(Collected data)
· · · · · · ·
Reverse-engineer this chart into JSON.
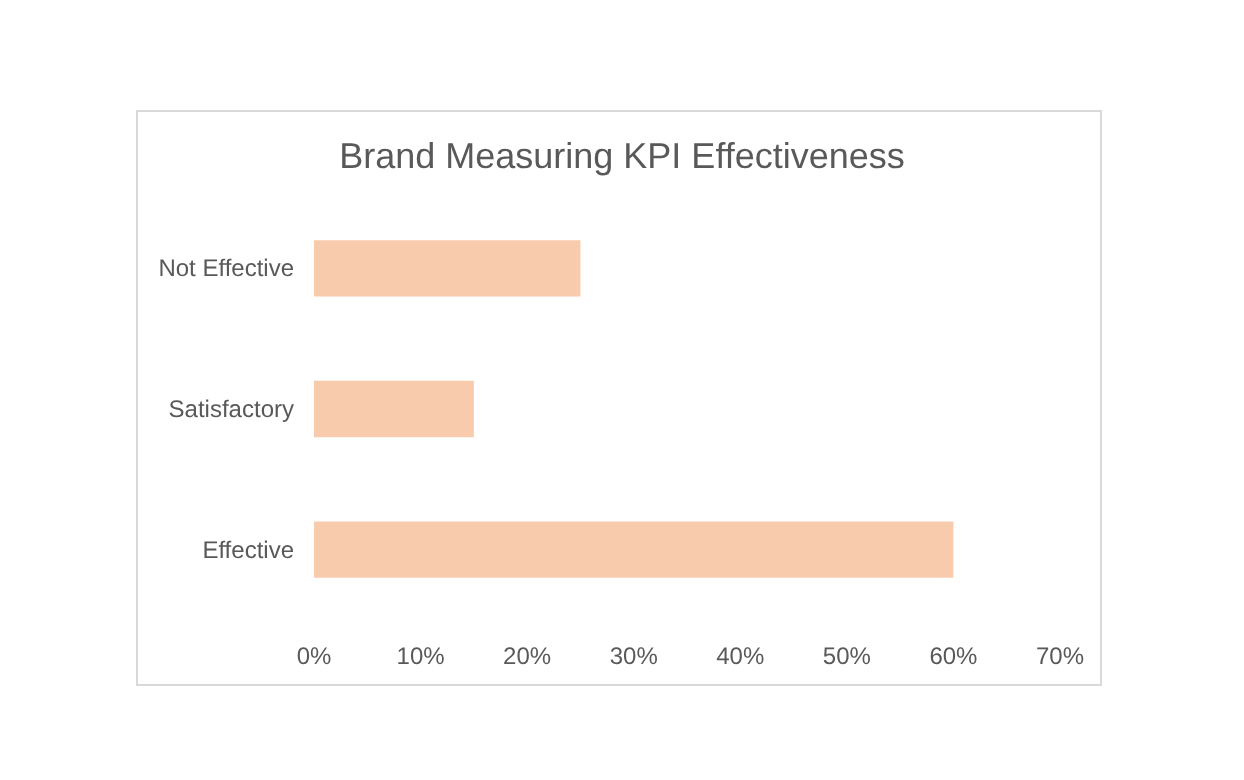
{
  "chart_data": {
    "type": "bar",
    "orientation": "horizontal",
    "title": "Brand Measuring KPI Effectiveness",
    "categories": [
      "Not Effective",
      "Satisfactory",
      "Effective"
    ],
    "values": [
      25,
      15,
      60
    ],
    "color": "#f8cbad",
    "xlim": [
      0,
      70
    ],
    "xticks": [
      {
        "value": 0,
        "label": "0%"
      },
      {
        "value": 10,
        "label": "10%"
      },
      {
        "value": 20,
        "label": "20%"
      },
      {
        "value": 30,
        "label": "30%"
      },
      {
        "value": 40,
        "label": "40%"
      },
      {
        "value": 50,
        "label": "50%"
      },
      {
        "value": 60,
        "label": "60%"
      },
      {
        "value": 70,
        "label": "70%"
      }
    ],
    "data_labels": false
  }
}
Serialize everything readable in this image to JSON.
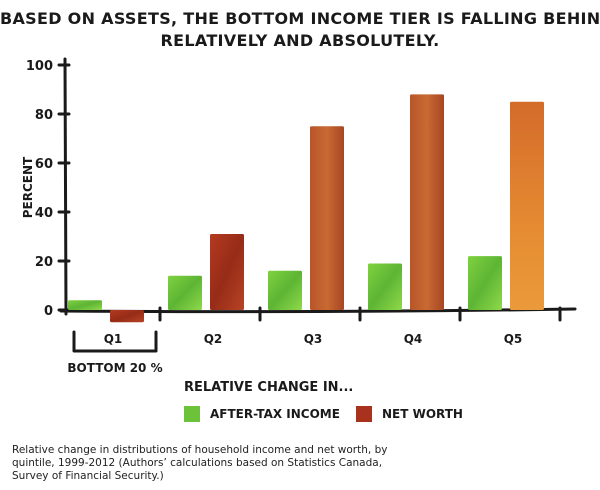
{
  "title_lines": [
    "BASED ON ASSETS, THE BOTTOM INCOME TIER IS FALLING BEHIND,",
    "RELATIVELY AND ABSOLUTELY."
  ],
  "legend": {
    "title": "RELATIVE CHANGE IN...",
    "items": [
      "AFTER-TAX INCOME",
      "NET WORTH"
    ]
  },
  "caption": "Relative change in distributions of household income and net worth, by quintile, 1999-2012 (Authors’ calculations based on Statistics Canada, Survey of Financial Security.)",
  "chart_data": {
    "type": "bar",
    "title": "BASED ON ASSETS, THE BOTTOM INCOME TIER IS FALLING BEHIND, RELATIVELY AND ABSOLUTELY.",
    "ylabel": "PERCENT",
    "xlabel": "",
    "categories": [
      "Q1",
      "Q2",
      "Q3",
      "Q4",
      "Q5"
    ],
    "bracket_label": "BOTTOM 20 %",
    "ylim": [
      -5,
      100
    ],
    "yticks": [
      0,
      20,
      40,
      60,
      80,
      100
    ],
    "grid": false,
    "legend_position": "bottom",
    "series": [
      {
        "name": "AFTER-TAX INCOME",
        "values": [
          4,
          14,
          16,
          19,
          22
        ],
        "color": "#6cc33a"
      },
      {
        "name": "NET WORTH",
        "values": [
          -5,
          31,
          75,
          88,
          85
        ],
        "color": "#a8321e"
      }
    ]
  }
}
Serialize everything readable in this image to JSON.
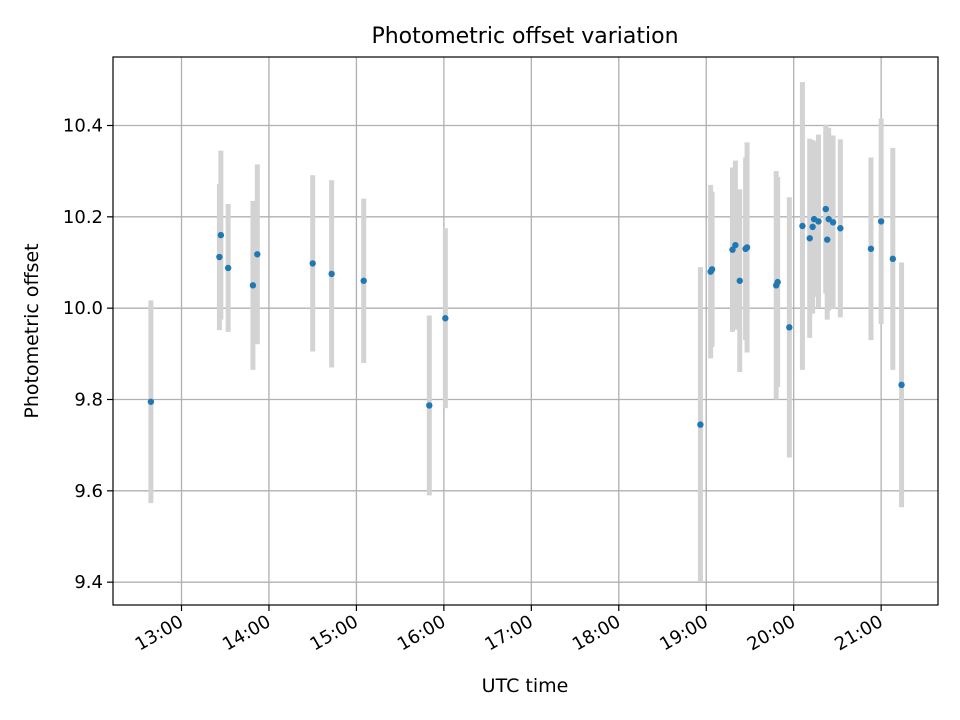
{
  "chart_data": {
    "type": "scatter",
    "title": "Photometric offset variation",
    "xlabel": "UTC time",
    "ylabel": "Photometric offset",
    "x_ticks": [
      "13:00",
      "14:00",
      "15:00",
      "16:00",
      "17:00",
      "18:00",
      "19:00",
      "20:00",
      "21:00"
    ],
    "y_ticks": [
      "9.4",
      "9.6",
      "9.8",
      "10.0",
      "10.2",
      "10.4"
    ],
    "xlim": [
      "12:13",
      "21:39"
    ],
    "ylim": [
      9.35,
      10.55
    ],
    "grid": true,
    "colors": {
      "points": "#1f77b4",
      "errorbars": "#d3d3d3",
      "grid": "#b0b0b0"
    },
    "points": [
      {
        "t": "12:39",
        "y": 9.795,
        "err": 0.222
      },
      {
        "t": "13:26",
        "y": 10.112,
        "err": 0.16
      },
      {
        "t": "13:27",
        "y": 10.16,
        "err": 0.185
      },
      {
        "t": "13:32",
        "y": 10.088,
        "err": 0.14
      },
      {
        "t": "13:49",
        "y": 10.05,
        "err": 0.185
      },
      {
        "t": "13:52",
        "y": 10.118,
        "err": 0.197
      },
      {
        "t": "14:30",
        "y": 10.098,
        "err": 0.193
      },
      {
        "t": "14:43",
        "y": 10.075,
        "err": 0.205
      },
      {
        "t": "15:05",
        "y": 10.06,
        "err": 0.18
      },
      {
        "t": "15:50",
        "y": 9.787,
        "err": 0.197
      },
      {
        "t": "16:01",
        "y": 9.978,
        "err": 0.197
      },
      {
        "t": "18:56",
        "y": 9.745,
        "err": 0.345
      },
      {
        "t": "19:03",
        "y": 10.08,
        "err": 0.19
      },
      {
        "t": "19:04",
        "y": 10.085,
        "err": 0.17
      },
      {
        "t": "19:18",
        "y": 10.128,
        "err": 0.18
      },
      {
        "t": "19:20",
        "y": 10.138,
        "err": 0.185
      },
      {
        "t": "19:23",
        "y": 10.06,
        "err": 0.2
      },
      {
        "t": "19:27",
        "y": 10.13,
        "err": 0.2
      },
      {
        "t": "19:28",
        "y": 10.133,
        "err": 0.23
      },
      {
        "t": "19:48",
        "y": 10.05,
        "err": 0.25
      },
      {
        "t": "19:49",
        "y": 10.057,
        "err": 0.23
      },
      {
        "t": "19:57",
        "y": 9.958,
        "err": 0.285
      },
      {
        "t": "20:06",
        "y": 10.18,
        "err": 0.315
      },
      {
        "t": "20:11",
        "y": 10.153,
        "err": 0.218
      },
      {
        "t": "20:13",
        "y": 10.178,
        "err": 0.19
      },
      {
        "t": "20:14",
        "y": 10.195,
        "err": 0.17
      },
      {
        "t": "20:17",
        "y": 10.19,
        "err": 0.19
      },
      {
        "t": "20:22",
        "y": 10.217,
        "err": 0.185
      },
      {
        "t": "20:23",
        "y": 10.15,
        "err": 0.175
      },
      {
        "t": "20:24",
        "y": 10.195,
        "err": 0.2
      },
      {
        "t": "20:27",
        "y": 10.188,
        "err": 0.19
      },
      {
        "t": "20:32",
        "y": 10.175,
        "err": 0.195
      },
      {
        "t": "20:53",
        "y": 10.13,
        "err": 0.2
      },
      {
        "t": "21:00",
        "y": 10.19,
        "err": 0.225
      },
      {
        "t": "21:08",
        "y": 10.108,
        "err": 0.243
      },
      {
        "t": "21:14",
        "y": 9.832,
        "err": 0.268
      }
    ]
  }
}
· · · · · · ·
EXERCISE GOAL: Quote in full the listing given above; the images are to be left out.

RESULT BELOW:
Reverse-engineer this chart into JSON.
{
  "chart_data": {
    "type": "bar",
    "orientation": "horizontal",
    "title": "Brand Measuring KPI Effectiveness",
    "categories": [
      "Not Effective",
      "Satisfactory",
      "Effective"
    ],
    "values": [
      25,
      15,
      60
    ],
    "color": "#f8cbad",
    "xlim": [
      0,
      70
    ],
    "xticks": [
      {
        "value": 0,
        "label": "0%"
      },
      {
        "value": 10,
        "label": "10%"
      },
      {
        "value": 20,
        "label": "20%"
      },
      {
        "value": 30,
        "label": "30%"
      },
      {
        "value": 40,
        "label": "40%"
      },
      {
        "value": 50,
        "label": "50%"
      },
      {
        "value": 60,
        "label": "60%"
      },
      {
        "value": 70,
        "label": "70%"
      }
    ],
    "data_labels": false
  }
}
Serialize everything readable in this image to JSON.
{
  "title_lines": [
    "BASED ON ASSETS, THE BOTTOM INCOME TIER IS FALLING BEHIND,",
    "RELATIVELY AND ABSOLUTELY."
  ],
  "legend": {
    "title": "RELATIVE CHANGE IN...",
    "items": [
      "AFTER-TAX INCOME",
      "NET WORTH"
    ]
  },
  "caption": "Relative change in distributions of household income and net worth, by quintile, 1999-2012 (Authors’ calculations based on Statistics Canada, Survey of Financial Security.)",
  "chart_data": {
    "type": "bar",
    "title": "BASED ON ASSETS, THE BOTTOM INCOME TIER IS FALLING BEHIND, RELATIVELY AND ABSOLUTELY.",
    "ylabel": "PERCENT",
    "xlabel": "",
    "categories": [
      "Q1",
      "Q2",
      "Q3",
      "Q4",
      "Q5"
    ],
    "bracket_label": "BOTTOM 20 %",
    "ylim": [
      -5,
      100
    ],
    "yticks": [
      0,
      20,
      40,
      60,
      80,
      100
    ],
    "grid": false,
    "legend_position": "bottom",
    "series": [
      {
        "name": "AFTER-TAX INCOME",
        "values": [
          4,
          14,
          16,
          19,
          22
        ],
        "color": "#6cc33a"
      },
      {
        "name": "NET WORTH",
        "values": [
          -5,
          31,
          75,
          88,
          85
        ],
        "color": "#a8321e"
      }
    ]
  }
}
Serialize everything readable in this image to JSON.
{
  "chart_data": {
    "type": "scatter",
    "title": "Photometric offset variation",
    "xlabel": "UTC time",
    "ylabel": "Photometric offset",
    "x_ticks": [
      "13:00",
      "14:00",
      "15:00",
      "16:00",
      "17:00",
      "18:00",
      "19:00",
      "20:00",
      "21:00"
    ],
    "y_ticks": [
      "9.4",
      "9.6",
      "9.8",
      "10.0",
      "10.2",
      "10.4"
    ],
    "xlim": [
      "12:13",
      "21:39"
    ],
    "ylim": [
      9.35,
      10.55
    ],
    "grid": true,
    "colors": {
      "points": "#1f77b4",
      "errorbars": "#d3d3d3",
      "grid": "#b0b0b0"
    },
    "points": [
      {
        "t": "12:39",
        "y": 9.795,
        "err": 0.222
      },
      {
        "t": "13:26",
        "y": 10.112,
        "err": 0.16
      },
      {
        "t": "13:27",
        "y": 10.16,
        "err": 0.185
      },
      {
        "t": "13:32",
        "y": 10.088,
        "err": 0.14
      },
      {
        "t": "13:49",
        "y": 10.05,
        "err": 0.185
      },
      {
        "t": "13:52",
        "y": 10.118,
        "err": 0.197
      },
      {
        "t": "14:30",
        "y": 10.098,
        "err": 0.193
      },
      {
        "t": "14:43",
        "y": 10.075,
        "err": 0.205
      },
      {
        "t": "15:05",
        "y": 10.06,
        "err": 0.18
      },
      {
        "t": "15:50",
        "y": 9.787,
        "err": 0.197
      },
      {
        "t": "16:01",
        "y": 9.978,
        "err": 0.197
      },
      {
        "t": "18:56",
        "y": 9.745,
        "err": 0.345
      },
      {
        "t": "19:03",
        "y": 10.08,
        "err": 0.19
      },
      {
        "t": "19:04",
        "y": 10.085,
        "err": 0.17
      },
      {
        "t": "19:18",
        "y": 10.128,
        "err": 0.18
      },
      {
        "t": "19:20",
        "y": 10.138,
        "err": 0.185
      },
      {
        "t": "19:23",
        "y": 10.06,
        "err": 0.2
      },
      {
        "t": "19:27",
        "y": 10.13,
        "err": 0.2
      },
      {
        "t": "19:28",
        "y": 10.133,
        "err": 0.23
      },
      {
        "t": "19:48",
        "y": 10.05,
        "err": 0.25
      },
      {
        "t": "19:49",
        "y": 10.057,
        "err": 0.23
      },
      {
        "t": "19:57",
        "y": 9.958,
        "err": 0.285
      },
      {
        "t": "20:06",
        "y": 10.18,
        "err": 0.315
      },
      {
        "t": "20:11",
        "y": 10.153,
        "err": 0.218
      },
      {
        "t": "20:13",
        "y": 10.178,
        "err": 0.19
      },
      {
        "t": "20:14",
        "y": 10.195,
        "err": 0.17
      },
      {
        "t": "20:17",
        "y": 10.19,
        "err": 0.19
      },
      {
        "t": "20:22",
        "y": 10.217,
        "err": 0.185
      },
      {
        "t": "20:23",
        "y": 10.15,
        "err": 0.175
      },
      {
        "t": "20:24",
        "y": 10.195,
        "err": 0.2
      },
      {
        "t": "20:27",
        "y": 10.188,
        "err": 0.19
      },
      {
        "t": "20:32",
        "y": 10.175,
        "err": 0.195
      },
      {
        "t": "20:53",
        "y": 10.13,
        "err": 0.2
      },
      {
        "t": "21:00",
        "y": 10.19,
        "err": 0.225
      },
      {
        "t": "21:08",
        "y": 10.108,
        "err": 0.243
      },
      {
        "t": "21:14",
        "y": 9.832,
        "err": 0.268
      }
    ]
  }
}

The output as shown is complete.